[Stored records]
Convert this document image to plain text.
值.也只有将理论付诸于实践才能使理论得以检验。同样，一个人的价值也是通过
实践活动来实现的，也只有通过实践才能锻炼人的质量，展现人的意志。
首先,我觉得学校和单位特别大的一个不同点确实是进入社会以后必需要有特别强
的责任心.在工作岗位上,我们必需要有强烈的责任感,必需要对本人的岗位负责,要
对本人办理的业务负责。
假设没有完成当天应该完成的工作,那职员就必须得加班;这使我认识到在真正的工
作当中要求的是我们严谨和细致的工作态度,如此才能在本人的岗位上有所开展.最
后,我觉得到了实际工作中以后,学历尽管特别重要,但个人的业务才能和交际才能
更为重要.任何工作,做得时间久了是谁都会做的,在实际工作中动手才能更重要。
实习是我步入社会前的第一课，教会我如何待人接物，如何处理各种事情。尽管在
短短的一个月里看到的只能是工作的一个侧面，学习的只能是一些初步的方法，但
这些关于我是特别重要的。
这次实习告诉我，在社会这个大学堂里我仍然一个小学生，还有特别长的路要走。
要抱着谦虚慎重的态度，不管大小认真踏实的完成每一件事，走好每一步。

_What you are asked to do_. Copy the material above, line for line.

_Reply to the task_.
Convert this document image to plain text.
值.也只有将理论付诸于实践才能使理论得以检验。同样，一个人的价值也是通过
实践活动来实现的，也只有通过实践才能锻炼人的质量，展现人的意志。
首先,我觉得学校和单位特别大的一个不同点确实是进入社会以后必需要有特别强
的责任心.在工作岗位上,我们必需要有强烈的责任感,必需要对本人的岗位负责,要
对本人办理的业务负责。
假设没有完成当天应该完成的工作,那职员就必须得加班;这使我认识到在真正的工
作当中要求的是我们严谨和细致的工作态度,如此才能在本人的岗位上有所开展.最
后,我觉得到了实际工作中以后,学历尽管特别重要,但个人的业务才能和交际才能
更为重要.任何工作,做得时间久了是谁都会做的,在实际工作中动手才能更重要。
实习是我步入社会前的第一课，教会我如何待人接物，如何处理各种事情。尽管在
短短的一个月里看到的只能是工作的一个侧面，学习的只能是一些初步的方法，但
这些关于我是特别重要的。
这次实习告诉我，在社会这个大学堂里我仍然一个小学生，还有特别长的路要走。
要抱着谦虚慎重的态度，不管大小认真踏实的完成每一件事，走好每一步。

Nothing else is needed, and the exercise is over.